Set task:
Reproduce the lines below, replacing every occurrence of "interactable" with "clickable" and leaving everything else unchanged.

————

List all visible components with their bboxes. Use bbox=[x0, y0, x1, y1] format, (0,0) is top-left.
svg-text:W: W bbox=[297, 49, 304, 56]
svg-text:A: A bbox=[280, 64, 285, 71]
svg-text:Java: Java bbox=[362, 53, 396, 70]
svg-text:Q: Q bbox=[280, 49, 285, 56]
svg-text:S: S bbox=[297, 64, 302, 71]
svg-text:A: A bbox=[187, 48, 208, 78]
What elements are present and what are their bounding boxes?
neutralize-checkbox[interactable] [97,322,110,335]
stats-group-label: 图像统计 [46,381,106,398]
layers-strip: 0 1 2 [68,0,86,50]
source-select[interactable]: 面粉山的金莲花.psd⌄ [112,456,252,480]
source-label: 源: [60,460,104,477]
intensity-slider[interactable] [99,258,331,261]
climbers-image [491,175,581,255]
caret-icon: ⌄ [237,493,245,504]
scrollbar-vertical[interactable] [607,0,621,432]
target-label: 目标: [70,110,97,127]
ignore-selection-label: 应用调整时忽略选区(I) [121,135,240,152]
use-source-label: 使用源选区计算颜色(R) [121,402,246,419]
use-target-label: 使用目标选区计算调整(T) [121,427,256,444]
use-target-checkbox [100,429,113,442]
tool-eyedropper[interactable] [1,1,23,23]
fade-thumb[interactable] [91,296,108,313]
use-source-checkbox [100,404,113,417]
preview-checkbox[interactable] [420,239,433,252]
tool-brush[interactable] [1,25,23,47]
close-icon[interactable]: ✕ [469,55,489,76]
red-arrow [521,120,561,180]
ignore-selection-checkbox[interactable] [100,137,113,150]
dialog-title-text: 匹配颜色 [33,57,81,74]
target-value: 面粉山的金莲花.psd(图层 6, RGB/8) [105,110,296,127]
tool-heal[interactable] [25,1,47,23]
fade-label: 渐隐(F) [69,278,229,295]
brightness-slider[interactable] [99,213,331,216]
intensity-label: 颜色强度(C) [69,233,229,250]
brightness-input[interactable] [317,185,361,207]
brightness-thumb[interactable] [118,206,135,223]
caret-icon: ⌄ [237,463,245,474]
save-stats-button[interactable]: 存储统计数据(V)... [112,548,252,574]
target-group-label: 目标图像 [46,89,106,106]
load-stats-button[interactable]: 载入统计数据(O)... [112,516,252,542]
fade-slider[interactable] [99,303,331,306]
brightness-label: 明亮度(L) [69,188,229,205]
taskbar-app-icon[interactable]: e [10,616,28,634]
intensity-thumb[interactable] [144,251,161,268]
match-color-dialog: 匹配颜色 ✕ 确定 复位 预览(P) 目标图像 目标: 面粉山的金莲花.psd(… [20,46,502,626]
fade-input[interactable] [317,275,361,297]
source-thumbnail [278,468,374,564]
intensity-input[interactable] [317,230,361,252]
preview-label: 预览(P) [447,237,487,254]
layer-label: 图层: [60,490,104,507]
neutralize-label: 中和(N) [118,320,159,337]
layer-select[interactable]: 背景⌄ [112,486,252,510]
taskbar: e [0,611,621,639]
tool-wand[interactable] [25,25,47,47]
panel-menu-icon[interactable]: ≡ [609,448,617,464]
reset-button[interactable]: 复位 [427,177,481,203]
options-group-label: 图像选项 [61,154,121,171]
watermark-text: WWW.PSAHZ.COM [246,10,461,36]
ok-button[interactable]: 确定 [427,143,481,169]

————

Full answer:
List all visible components with their bboxes. Use bbox=[x0, y0, x1, y1] format, (0,0) is top-left.
svg-text:W: W bbox=[297, 49, 304, 56]
svg-text:A: A bbox=[280, 64, 285, 71]
svg-text:Java: Java bbox=[362, 53, 396, 70]
svg-text:Q: Q bbox=[280, 49, 285, 56]
svg-text:S: S bbox=[297, 64, 302, 71]
svg-text:A: A bbox=[187, 48, 208, 78]
What elements are present and what are their bounding boxes?
neutralize-checkbox[clickable] [97,322,110,335]
stats-group-label: 图像统计 [46,381,106,398]
layers-strip: 0 1 2 [68,0,86,50]
source-select[clickable]: 面粉山的金莲花.psd⌄ [112,456,252,480]
source-label: 源: [60,460,104,477]
intensity-slider[clickable] [99,258,331,261]
climbers-image [491,175,581,255]
caret-icon: ⌄ [237,493,245,504]
scrollbar-vertical[clickable] [607,0,621,432]
target-label: 目标: [70,110,97,127]
ignore-selection-label: 应用调整时忽略选区(I) [121,135,240,152]
use-source-label: 使用源选区计算颜色(R) [121,402,246,419]
use-target-label: 使用目标选区计算调整(T) [121,427,256,444]
use-target-checkbox [100,429,113,442]
tool-eyedropper[clickable] [1,1,23,23]
fade-thumb[clickable] [91,296,108,313]
use-source-checkbox [100,404,113,417]
preview-checkbox[clickable] [420,239,433,252]
tool-brush[clickable] [1,25,23,47]
close-icon[clickable]: ✕ [469,55,489,76]
red-arrow [521,120,561,180]
ignore-selection-checkbox[clickable] [100,137,113,150]
dialog-title-text: 匹配颜色 [33,57,81,74]
target-value: 面粉山的金莲花.psd(图层 6, RGB/8) [105,110,296,127]
tool-heal[clickable] [25,1,47,23]
fade-label: 渐隐(F) [69,278,229,295]
brightness-slider[clickable] [99,213,331,216]
intensity-label: 颜色强度(C) [69,233,229,250]
brightness-input[clickable] [317,185,361,207]
brightness-thumb[clickable] [118,206,135,223]
caret-icon: ⌄ [237,463,245,474]
save-stats-button[clickable]: 存储统计数据(V)... [112,548,252,574]
target-group-label: 目标图像 [46,89,106,106]
load-stats-button[clickable]: 载入统计数据(O)... [112,516,252,542]
fade-slider[clickable] [99,303,331,306]
brightness-label: 明亮度(L) [69,188,229,205]
taskbar-app-icon[clickable]: e [10,616,28,634]
intensity-thumb[clickable] [144,251,161,268]
match-color-dialog: 匹配颜色 ✕ 确定 复位 预览(P) 目标图像 目标: 面粉山的金莲花.psd(… [20,46,502,626]
fade-input[clickable] [317,275,361,297]
source-thumbnail [278,468,374,564]
intensity-input[clickable] [317,230,361,252]
preview-label: 预览(P) [447,237,487,254]
layer-label: 图层: [60,490,104,507]
neutralize-label: 中和(N) [118,320,159,337]
layer-select[clickable]: 背景⌄ [112,486,252,510]
taskbar: e [0,611,621,639]
tool-wand[clickable] [25,25,47,47]
panel-menu-icon[clickable]: ≡ [609,448,617,464]
reset-button[clickable]: 复位 [427,177,481,203]
options-group-label: 图像选项 [61,154,121,171]
watermark-text: WWW.PSAHZ.COM [246,10,461,36]
ok-button[clickable]: 确定 [427,143,481,169]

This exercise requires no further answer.